WHAT YOU NEED TO DO ->
(a) Decide whether each statement agrees with the passage on Chinese AI model costs, answering yes or no and quoting the deciding words: (i) electricity makes up more than 60% of AI compute center operating costs; (ii) China's integrated national computing network is expected to cut inference costs by 25%; (iii) Microsoft is OpenAI's largest shareholder.
(b) Carry the passage on Chinese AI model costs forward from its final sentence.

DOCUMENT PASSAGE ->
↓↓↓

Lindy CEO Flo said something particularly interesting in an interview with CNBC: they did not simply find an “acceptable” substitute. Instead, they discovered that “within their agent workflows, DeepSeek delivered the same quality at only a fraction of Claude’s cost.”

What matters even more is who publicly endorsed this trend: Microsoft CEO Satya Nadella and Coinbase CEO Brian Armstrong both stated that smaller, lower-cost models are already sufficient for a substantial portion of enterprise needs. Coming from Nadella, this carries special weight — Microsoft is OpenAI’s largest shareholder.

Why Chinese Models Can Reach These Price Levels

This is not simply a matter of subsidies or operating at a loss to gain market share. It is the result of an entire industrial chain:

  1. Compute costs: China’s “Eastern Data, Western Computing” initiative combined with large-scale infrastructure buildout has pushed compute prices far below Silicon Valley levels. China’s integrated national computing network is expected to reduce training costs by another 25% and inference costs by 10%
  2. Electricity costs: More than 60% of AI compute center operating costs come from electricity. Western China has cheap and surplus renewable energy, while data centers around Silicon Valley are struggling with grid expansion
  3. Engineering talent advantage: A massive pool of young technical talent allows Chinese teams to validate multiple technical approaches in parallel and experiment at lower cost

Wang Xiwen, president of the Beijing Huaxia Industrial Internet Intelligence Technology Research Institute, summarized it well: “This cost advantage was not saved into existence or subsidized into existence — it is the product of a complete industrial ecosystem.”

↑↑↑

INFORMATION SHOWN ->
↓↓↓

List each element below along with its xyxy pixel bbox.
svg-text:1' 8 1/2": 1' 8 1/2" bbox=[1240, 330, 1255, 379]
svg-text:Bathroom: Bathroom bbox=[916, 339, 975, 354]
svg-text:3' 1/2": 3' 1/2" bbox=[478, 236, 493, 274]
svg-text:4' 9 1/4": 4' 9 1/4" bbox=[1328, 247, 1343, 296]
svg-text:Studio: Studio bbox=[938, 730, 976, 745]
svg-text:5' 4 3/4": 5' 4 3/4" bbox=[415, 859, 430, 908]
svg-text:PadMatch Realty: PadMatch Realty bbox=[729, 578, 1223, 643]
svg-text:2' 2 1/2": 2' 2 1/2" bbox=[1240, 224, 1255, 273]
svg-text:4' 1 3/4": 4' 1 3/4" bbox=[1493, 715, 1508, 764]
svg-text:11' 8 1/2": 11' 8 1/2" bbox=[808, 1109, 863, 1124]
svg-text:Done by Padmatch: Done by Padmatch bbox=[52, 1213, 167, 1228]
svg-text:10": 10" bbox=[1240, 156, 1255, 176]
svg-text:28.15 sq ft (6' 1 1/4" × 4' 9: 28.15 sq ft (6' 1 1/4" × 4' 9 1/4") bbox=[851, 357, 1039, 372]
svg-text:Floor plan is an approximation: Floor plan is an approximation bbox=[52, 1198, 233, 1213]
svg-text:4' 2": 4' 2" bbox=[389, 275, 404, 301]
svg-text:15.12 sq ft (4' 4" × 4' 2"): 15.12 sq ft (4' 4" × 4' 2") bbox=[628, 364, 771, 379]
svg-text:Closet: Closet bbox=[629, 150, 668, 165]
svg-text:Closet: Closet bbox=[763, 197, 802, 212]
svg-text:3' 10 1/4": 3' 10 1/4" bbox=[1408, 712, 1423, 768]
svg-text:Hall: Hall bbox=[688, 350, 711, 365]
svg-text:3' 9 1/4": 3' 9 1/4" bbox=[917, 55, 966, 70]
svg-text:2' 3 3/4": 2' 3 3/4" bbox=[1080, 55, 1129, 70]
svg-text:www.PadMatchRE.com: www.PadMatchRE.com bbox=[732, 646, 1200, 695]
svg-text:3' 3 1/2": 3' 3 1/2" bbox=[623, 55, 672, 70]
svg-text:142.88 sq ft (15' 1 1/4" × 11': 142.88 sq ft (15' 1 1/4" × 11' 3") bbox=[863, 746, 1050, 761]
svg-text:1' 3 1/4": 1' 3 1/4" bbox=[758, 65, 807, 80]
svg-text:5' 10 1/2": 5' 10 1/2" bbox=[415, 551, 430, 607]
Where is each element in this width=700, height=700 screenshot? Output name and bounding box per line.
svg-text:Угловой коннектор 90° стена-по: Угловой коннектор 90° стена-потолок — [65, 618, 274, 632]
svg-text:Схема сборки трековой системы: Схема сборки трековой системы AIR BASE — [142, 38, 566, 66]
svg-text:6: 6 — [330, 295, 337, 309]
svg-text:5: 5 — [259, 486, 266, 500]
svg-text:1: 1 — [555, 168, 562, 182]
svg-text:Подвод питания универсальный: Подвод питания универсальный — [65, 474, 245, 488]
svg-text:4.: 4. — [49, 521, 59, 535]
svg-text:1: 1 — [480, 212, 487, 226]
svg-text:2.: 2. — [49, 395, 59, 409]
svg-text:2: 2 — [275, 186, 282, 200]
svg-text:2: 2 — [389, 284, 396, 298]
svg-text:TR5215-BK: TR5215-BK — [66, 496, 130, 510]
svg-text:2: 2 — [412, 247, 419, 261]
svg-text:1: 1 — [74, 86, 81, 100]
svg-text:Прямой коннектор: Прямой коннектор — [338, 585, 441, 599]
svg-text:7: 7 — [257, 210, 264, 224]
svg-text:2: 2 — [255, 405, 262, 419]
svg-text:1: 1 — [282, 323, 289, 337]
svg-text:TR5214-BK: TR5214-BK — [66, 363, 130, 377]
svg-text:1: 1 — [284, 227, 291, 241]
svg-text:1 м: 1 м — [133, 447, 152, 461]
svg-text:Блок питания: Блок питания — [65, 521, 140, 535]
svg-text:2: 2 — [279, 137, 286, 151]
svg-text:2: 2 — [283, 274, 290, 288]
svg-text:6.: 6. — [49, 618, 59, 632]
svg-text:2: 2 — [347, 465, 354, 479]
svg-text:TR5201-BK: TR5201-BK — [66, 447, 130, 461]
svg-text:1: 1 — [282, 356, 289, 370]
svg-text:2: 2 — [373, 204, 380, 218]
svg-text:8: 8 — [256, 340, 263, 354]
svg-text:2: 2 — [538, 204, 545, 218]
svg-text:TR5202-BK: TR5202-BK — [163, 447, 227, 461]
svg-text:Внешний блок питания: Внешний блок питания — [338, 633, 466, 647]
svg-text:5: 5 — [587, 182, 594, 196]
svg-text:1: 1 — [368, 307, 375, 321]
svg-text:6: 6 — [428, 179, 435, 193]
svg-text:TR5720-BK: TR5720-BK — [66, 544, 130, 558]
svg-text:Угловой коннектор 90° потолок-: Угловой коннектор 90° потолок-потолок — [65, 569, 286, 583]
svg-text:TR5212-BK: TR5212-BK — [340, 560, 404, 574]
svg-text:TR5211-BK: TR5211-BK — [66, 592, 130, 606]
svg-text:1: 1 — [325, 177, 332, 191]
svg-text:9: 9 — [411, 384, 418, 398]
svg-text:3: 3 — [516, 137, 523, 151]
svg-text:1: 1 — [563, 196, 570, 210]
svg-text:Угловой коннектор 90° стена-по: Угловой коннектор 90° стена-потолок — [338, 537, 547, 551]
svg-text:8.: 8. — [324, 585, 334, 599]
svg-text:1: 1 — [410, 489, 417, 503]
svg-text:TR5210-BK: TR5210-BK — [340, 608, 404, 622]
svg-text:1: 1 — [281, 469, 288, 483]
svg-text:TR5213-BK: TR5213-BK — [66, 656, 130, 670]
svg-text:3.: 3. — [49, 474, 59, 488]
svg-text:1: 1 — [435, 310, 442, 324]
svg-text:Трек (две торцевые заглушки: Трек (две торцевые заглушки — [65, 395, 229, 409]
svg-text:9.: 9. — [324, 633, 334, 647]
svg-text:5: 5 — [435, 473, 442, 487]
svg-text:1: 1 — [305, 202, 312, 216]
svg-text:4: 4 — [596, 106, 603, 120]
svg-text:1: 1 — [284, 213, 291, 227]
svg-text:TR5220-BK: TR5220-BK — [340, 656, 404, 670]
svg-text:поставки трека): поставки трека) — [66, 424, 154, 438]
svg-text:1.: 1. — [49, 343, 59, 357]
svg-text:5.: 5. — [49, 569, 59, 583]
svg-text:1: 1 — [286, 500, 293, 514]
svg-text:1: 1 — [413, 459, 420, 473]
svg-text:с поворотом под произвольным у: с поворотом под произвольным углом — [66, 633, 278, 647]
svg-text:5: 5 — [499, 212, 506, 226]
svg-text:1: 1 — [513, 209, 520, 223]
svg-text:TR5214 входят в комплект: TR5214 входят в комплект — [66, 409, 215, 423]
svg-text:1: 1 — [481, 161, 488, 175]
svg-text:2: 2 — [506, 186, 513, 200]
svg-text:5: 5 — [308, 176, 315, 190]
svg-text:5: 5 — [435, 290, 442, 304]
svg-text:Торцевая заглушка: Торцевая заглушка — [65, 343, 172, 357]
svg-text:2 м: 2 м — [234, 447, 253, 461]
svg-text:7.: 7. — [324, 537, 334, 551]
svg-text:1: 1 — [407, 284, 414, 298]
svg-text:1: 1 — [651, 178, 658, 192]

↑↑↑

RESULTS OF THE TASKS ->
(a)
(i) Yes: "More than 60% of AI compute center operating costs come from electricity"
(ii) No: "reduce training costs by another 25% and inference costs by 10%"
(iii) Yes: "Microsoft is OpenAI’s largest shareholder"

(b)
The Regulatory Paradox: The More Regulation Tightens, the More Companies Are Pushed Elsewhere

There is another intriguing backdrop here. At the end of June, OpenAI, at the request of the U.S. government, delayed the full launch of a batch of new models. In the same month, after negotiations between the Trump administration and Anthropic, export controls on the Mythos and Fable models were finally lifted.

The U.S. government is simultaneously tightening regulation on its strongest domestic models while exploring ways to block the spread of overseas alternatives. But the result is that domestic closed-source models are slowing their release cadence, while the ecosystem window for open-source/open-weight models is becoming even larger — precisely the arena where Chinese companies dominate.

What This Means for Developers

Pan Helin, a member of the Ministry of Industry and Information Technology’s Information and Communications Economy Expert Committee, offered a practical assessment: excessive reliance on a single vendor means exposure to uncertainties such as vendor lock-in, outages, and sudden price hikes. Only multi-model strategies preserve bargaining power against large model providers.

From an engineering perspective, a reasonable architecture today probably looks something like this:

  • Complex reasoning and agent planning: use top-tier closed-source models like Claude Opus or GPT-5
  • Code generation and everyday dialogue: use high cost-performance models such as DeepSeek, GLM, or Qwen
  • Specialized vertical scenarios: use domain-specific fine-tuned models

The era of using one universal hammer for every nail is over.

This is also why model aggregation layers have become so popular recently — a single key capable of accessing all mainstream models fits the current reality of mixed-model usage and scenario-based routing. OpenAI Hub (openai-hub.com) follows this approach: it supports the OpenAI API format with direct domestic connectivity, allowing GPT, Claude, Gemini, DeepSeek, GLM, and Qwen to all be called through a unified interface. Switching providers requires no code changes, which is genuinely useful in today’s cost-sensitive environment of “use whichever model is cheapest.”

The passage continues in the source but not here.